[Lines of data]
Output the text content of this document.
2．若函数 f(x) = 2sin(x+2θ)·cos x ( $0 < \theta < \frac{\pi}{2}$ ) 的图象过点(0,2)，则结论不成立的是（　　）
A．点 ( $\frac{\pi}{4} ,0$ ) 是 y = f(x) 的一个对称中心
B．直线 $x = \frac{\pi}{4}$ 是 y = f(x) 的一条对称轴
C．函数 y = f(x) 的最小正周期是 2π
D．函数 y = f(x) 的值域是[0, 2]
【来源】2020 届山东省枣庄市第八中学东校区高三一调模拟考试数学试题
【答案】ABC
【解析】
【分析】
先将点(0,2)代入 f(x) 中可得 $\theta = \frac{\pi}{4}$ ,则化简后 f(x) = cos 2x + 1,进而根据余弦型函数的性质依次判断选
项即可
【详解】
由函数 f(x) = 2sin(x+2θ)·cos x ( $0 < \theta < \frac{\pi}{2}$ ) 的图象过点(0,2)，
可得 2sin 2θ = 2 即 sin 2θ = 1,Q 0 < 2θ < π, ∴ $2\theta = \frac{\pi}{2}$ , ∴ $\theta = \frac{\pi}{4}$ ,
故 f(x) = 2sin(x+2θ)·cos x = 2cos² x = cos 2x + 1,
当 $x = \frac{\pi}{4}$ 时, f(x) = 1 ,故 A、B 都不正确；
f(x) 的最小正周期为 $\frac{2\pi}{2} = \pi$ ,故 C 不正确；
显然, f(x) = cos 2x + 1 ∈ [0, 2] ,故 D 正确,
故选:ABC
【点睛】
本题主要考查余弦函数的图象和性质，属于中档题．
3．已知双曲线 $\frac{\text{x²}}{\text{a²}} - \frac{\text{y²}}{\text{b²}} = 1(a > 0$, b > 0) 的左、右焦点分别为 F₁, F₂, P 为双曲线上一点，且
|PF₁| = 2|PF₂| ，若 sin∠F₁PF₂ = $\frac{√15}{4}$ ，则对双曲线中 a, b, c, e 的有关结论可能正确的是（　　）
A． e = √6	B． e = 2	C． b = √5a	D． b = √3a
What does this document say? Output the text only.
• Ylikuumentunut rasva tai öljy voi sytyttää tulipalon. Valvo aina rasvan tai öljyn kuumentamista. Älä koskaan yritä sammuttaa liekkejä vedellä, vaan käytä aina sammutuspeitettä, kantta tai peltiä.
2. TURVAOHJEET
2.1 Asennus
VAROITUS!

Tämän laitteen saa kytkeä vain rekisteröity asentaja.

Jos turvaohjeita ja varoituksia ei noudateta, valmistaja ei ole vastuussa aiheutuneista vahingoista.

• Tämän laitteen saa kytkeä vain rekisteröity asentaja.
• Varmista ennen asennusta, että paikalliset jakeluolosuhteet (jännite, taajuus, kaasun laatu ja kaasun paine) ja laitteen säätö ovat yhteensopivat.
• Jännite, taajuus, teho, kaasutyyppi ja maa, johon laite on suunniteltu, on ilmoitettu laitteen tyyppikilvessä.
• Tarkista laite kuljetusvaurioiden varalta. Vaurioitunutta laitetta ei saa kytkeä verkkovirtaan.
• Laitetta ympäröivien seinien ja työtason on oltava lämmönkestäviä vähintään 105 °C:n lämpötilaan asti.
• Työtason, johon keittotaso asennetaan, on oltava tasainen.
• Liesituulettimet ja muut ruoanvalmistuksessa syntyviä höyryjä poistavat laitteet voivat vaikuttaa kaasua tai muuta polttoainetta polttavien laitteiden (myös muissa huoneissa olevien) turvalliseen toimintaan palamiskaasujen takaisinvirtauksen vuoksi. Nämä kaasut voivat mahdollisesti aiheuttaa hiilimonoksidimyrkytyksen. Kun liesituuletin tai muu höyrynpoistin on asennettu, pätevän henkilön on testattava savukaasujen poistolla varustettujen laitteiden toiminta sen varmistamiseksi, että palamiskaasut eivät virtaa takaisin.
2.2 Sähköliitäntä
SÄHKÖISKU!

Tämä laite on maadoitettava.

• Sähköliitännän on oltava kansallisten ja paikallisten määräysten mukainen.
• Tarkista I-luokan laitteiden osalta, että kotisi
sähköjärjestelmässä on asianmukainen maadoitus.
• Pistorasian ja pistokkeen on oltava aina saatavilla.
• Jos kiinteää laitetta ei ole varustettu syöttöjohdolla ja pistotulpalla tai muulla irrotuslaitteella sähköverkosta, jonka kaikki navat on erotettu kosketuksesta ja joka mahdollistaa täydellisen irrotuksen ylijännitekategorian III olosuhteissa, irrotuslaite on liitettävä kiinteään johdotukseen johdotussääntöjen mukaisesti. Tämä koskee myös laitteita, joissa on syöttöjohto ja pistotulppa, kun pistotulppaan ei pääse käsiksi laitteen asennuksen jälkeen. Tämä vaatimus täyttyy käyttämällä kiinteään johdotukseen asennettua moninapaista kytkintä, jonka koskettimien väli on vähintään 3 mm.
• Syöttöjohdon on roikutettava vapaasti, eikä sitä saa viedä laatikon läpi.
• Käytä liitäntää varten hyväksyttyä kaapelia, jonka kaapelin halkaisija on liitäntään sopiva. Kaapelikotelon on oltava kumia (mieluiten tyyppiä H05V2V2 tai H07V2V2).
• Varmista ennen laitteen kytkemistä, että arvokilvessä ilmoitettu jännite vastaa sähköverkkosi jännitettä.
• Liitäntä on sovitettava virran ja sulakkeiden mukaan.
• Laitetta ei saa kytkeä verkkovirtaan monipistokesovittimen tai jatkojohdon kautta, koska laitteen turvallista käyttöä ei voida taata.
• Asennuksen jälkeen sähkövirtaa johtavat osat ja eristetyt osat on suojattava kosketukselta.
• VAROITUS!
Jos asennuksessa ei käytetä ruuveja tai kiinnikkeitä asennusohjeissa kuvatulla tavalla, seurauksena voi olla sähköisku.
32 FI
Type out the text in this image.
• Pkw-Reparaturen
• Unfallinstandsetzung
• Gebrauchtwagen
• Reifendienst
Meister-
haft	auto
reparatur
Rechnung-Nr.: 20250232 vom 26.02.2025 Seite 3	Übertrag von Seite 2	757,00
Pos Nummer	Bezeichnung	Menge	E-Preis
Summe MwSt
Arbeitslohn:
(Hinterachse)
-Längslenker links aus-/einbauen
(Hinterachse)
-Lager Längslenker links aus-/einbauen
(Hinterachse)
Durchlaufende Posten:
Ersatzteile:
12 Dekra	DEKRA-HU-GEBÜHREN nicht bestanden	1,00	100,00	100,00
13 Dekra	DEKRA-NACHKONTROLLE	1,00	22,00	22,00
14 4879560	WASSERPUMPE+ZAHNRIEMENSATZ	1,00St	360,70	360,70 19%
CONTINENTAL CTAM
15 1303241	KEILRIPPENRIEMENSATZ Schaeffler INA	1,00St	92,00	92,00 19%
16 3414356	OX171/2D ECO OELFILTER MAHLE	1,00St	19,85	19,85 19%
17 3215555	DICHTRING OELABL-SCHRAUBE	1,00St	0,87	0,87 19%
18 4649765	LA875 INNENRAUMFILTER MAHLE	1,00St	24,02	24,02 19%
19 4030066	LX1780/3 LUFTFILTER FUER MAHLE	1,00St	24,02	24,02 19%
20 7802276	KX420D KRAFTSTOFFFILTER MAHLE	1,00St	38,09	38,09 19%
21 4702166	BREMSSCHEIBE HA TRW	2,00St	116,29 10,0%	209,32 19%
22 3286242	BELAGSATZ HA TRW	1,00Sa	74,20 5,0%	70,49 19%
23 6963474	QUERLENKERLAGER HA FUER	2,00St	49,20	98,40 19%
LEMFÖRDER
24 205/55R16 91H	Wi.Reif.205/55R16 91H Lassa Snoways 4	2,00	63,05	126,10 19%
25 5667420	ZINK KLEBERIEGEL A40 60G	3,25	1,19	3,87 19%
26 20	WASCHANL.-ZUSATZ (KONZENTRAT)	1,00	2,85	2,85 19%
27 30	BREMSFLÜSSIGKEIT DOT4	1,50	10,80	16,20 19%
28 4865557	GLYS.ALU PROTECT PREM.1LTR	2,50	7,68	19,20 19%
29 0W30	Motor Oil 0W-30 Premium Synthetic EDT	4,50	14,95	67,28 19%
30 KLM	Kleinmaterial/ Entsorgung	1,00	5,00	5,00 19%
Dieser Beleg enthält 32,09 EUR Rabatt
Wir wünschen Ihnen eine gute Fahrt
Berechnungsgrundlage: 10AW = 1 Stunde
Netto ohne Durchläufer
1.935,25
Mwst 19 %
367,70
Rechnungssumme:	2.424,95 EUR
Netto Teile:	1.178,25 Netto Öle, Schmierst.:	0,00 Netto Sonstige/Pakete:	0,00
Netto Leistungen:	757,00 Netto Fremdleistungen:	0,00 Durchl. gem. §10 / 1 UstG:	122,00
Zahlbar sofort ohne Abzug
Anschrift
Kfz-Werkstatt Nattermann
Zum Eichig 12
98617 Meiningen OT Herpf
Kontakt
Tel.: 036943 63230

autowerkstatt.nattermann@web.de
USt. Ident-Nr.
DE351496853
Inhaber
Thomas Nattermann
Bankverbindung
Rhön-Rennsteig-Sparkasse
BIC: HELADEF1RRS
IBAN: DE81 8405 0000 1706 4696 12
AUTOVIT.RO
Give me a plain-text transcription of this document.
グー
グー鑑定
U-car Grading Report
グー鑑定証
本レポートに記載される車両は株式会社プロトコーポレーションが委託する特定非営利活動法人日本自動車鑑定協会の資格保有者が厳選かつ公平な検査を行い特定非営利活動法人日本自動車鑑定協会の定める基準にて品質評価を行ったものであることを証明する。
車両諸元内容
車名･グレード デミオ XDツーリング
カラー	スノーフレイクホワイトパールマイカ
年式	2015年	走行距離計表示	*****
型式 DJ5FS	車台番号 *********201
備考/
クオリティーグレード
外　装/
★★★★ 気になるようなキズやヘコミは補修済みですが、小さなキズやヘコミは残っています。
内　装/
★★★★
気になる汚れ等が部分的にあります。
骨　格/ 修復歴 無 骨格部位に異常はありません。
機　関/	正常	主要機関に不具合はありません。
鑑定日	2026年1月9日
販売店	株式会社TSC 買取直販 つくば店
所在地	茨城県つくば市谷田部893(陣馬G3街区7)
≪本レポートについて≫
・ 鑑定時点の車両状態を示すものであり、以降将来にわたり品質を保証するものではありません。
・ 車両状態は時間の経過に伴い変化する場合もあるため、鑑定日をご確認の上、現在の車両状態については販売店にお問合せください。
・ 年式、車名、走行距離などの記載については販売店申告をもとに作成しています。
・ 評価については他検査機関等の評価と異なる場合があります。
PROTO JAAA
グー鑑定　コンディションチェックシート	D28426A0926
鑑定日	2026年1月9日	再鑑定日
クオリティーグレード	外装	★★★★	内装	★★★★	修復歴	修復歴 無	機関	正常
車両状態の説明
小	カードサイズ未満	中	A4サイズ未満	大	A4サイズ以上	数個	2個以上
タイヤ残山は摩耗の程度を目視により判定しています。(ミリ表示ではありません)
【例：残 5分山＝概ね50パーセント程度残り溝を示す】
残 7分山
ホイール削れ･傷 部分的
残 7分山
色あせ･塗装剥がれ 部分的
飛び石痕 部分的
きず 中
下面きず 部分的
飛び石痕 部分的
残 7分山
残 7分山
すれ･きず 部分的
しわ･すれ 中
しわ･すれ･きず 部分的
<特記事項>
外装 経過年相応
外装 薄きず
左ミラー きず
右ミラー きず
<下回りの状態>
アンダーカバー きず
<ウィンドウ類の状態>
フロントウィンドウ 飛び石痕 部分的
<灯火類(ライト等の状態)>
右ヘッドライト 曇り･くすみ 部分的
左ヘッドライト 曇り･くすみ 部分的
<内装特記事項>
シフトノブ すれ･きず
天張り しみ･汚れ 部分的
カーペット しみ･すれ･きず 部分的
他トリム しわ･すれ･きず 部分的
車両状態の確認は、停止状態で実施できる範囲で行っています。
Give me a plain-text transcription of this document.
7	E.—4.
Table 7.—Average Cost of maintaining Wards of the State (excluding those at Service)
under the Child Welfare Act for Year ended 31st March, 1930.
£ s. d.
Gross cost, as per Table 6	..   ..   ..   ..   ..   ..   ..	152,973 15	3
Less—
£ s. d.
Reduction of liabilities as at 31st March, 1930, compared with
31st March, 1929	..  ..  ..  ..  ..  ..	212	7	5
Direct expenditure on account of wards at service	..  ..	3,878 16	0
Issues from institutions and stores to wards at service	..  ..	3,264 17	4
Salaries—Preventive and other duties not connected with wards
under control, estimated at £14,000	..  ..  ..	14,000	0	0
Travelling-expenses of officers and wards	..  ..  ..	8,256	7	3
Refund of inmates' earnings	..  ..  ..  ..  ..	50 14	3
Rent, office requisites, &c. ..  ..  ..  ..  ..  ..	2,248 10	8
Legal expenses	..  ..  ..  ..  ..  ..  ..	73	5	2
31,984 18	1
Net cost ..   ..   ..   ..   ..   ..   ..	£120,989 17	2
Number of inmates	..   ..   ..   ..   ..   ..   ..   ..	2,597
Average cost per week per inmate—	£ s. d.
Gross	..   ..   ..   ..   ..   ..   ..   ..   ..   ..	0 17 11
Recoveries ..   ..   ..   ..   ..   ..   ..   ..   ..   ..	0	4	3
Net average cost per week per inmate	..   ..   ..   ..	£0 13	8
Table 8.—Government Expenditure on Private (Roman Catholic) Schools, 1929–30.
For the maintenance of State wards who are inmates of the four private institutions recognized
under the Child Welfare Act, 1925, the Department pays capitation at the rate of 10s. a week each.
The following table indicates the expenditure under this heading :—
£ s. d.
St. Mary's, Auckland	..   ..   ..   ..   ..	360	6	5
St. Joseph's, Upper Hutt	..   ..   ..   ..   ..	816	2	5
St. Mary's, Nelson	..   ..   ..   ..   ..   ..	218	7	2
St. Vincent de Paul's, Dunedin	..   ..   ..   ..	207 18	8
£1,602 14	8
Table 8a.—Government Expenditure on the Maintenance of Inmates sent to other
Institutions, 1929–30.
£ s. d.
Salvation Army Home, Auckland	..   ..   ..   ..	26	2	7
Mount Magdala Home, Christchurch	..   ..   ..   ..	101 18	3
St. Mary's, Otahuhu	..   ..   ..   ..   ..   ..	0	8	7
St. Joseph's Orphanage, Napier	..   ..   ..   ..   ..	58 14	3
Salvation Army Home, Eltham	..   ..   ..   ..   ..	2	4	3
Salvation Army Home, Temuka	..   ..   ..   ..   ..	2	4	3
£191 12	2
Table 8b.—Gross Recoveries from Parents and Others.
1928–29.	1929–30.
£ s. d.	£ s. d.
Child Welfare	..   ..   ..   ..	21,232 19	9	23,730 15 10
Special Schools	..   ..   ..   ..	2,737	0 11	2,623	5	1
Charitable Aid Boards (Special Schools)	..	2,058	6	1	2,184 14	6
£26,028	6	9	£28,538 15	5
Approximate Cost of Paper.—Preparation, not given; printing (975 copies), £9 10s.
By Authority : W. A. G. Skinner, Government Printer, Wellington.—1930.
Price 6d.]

### Stated task
Gather up every line from the listing above in which the word "with" occurs.

### Problem solution
Reduction of liabilities as at 31st March, 1930, compared with
Salaries—Preventive and other duties not connected with wards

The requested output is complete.